-- Start GIVEN INFORMATION --

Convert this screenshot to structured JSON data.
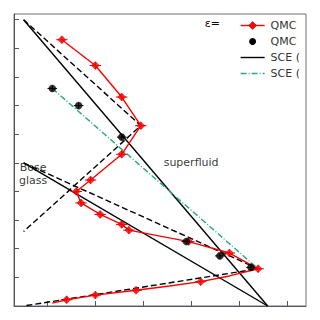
{
  "chart_data": {
    "type": "line",
    "series": [
      {
        "name": "QMC ",
        "color": "red",
        "marker": "diamond",
        "line_style": "solid",
        "x": [
          0.03,
          0.1,
          0.155,
          0.195,
          0.155,
          0.09,
          0.06,
          0.07,
          0.11,
          0.155,
          0.17,
          0.295,
          0.38,
          0.44,
          0.32,
          0.185,
          0.1,
          0.04
        ],
        "y": [
          0.93,
          0.84,
          0.73,
          0.63,
          0.53,
          0.44,
          0.4,
          0.36,
          0.32,
          0.285,
          0.265,
          0.225,
          0.185,
          0.13,
          0.085,
          0.055,
          0.038,
          0.022
        ],
        "xerr": 0.012,
        "yerr": 0.012,
        "line_x": [
          0.03,
          0.1,
          0.155,
          0.195,
          0.155,
          0.09,
          0.06,
          0.07,
          0.11,
          0.155,
          0.17,
          0.295,
          0.38,
          0.44,
          0.38,
          0.32,
          0.255,
          0.185,
          0.1,
          0.04,
          0.01
        ],
        "line_y": [
          0.93,
          0.84,
          0.73,
          0.63,
          0.53,
          0.44,
          0.4,
          0.36,
          0.32,
          0.285,
          0.265,
          0.225,
          0.185,
          0.13,
          0.105,
          0.085,
          0.07,
          0.055,
          0.038,
          0.022,
          0.01
        ]
      },
      {
        "name": "QMC ",
        "color": "black",
        "marker": "circle",
        "line_style": "none",
        "x": [
          0.01,
          0.065,
          0.155,
          0.29,
          0.36,
          0.425
        ],
        "y": [
          0.76,
          0.7,
          0.59,
          0.225,
          0.175,
          0.135
        ],
        "xerr": 0.01,
        "yerr": 0.01
      },
      {
        "name": "SCE (",
        "color": "black",
        "line_style": "solid",
        "lines": [
          {
            "x": [
              -0.05,
              0.46
            ],
            "y": [
              1.0,
              0.0
            ]
          },
          {
            "x": [
              -0.05,
              0.46
            ],
            "y": [
              0.5,
              0.0
            ]
          }
        ]
      },
      {
        "color": "black",
        "line_style": "dashed",
        "lines": [
          {
            "x": [
              -0.05,
              0.195,
              -0.05
            ],
            "y": [
              1.0,
              0.63,
              0.26
            ]
          },
          {
            "x": [
              -0.05,
              0.44,
              -0.05
            ],
            "y": [
              0.5,
              0.13,
              0.0
            ]
          }
        ]
      },
      {
        "name": "SCE (",
        "color": "#2aaa8a",
        "line_style": "dashdot",
        "x": [
          0.01,
          0.44
        ],
        "y": [
          0.76,
          0.13
        ]
      }
    ],
    "annotations": [
      {
        "text": "superfluid",
        "x": 0.3,
        "y": 0.5
      },
      {
        "text": "Bose\nglass",
        "x": -0.03,
        "y": 0.46
      },
      {
        "text": "ε="
      }
    ],
    "xlim": [
      -0.07,
      0.54
    ],
    "xticks": [
      0.0,
      0.1,
      0.2,
      0.3,
      0.4,
      0.5
    ],
    "ylim": [
      0.0,
      1.02
    ],
    "yticks": [
      0.0,
      0.1,
      0.2,
      0.3,
      0.4,
      0.5,
      0.6,
      0.7,
      0.8,
      0.9,
      1.0
    ],
    "tick_labels": false,
    "grid": false,
    "legend": "upper right"
  }
}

-- End GIVEN INFORMATION --

JOB:
Return each full line of the entries that contains the word "text".

FINAL RESULT:
        "text": "superfluid",
        "text": "Bose\nglass",
        "text": "ε="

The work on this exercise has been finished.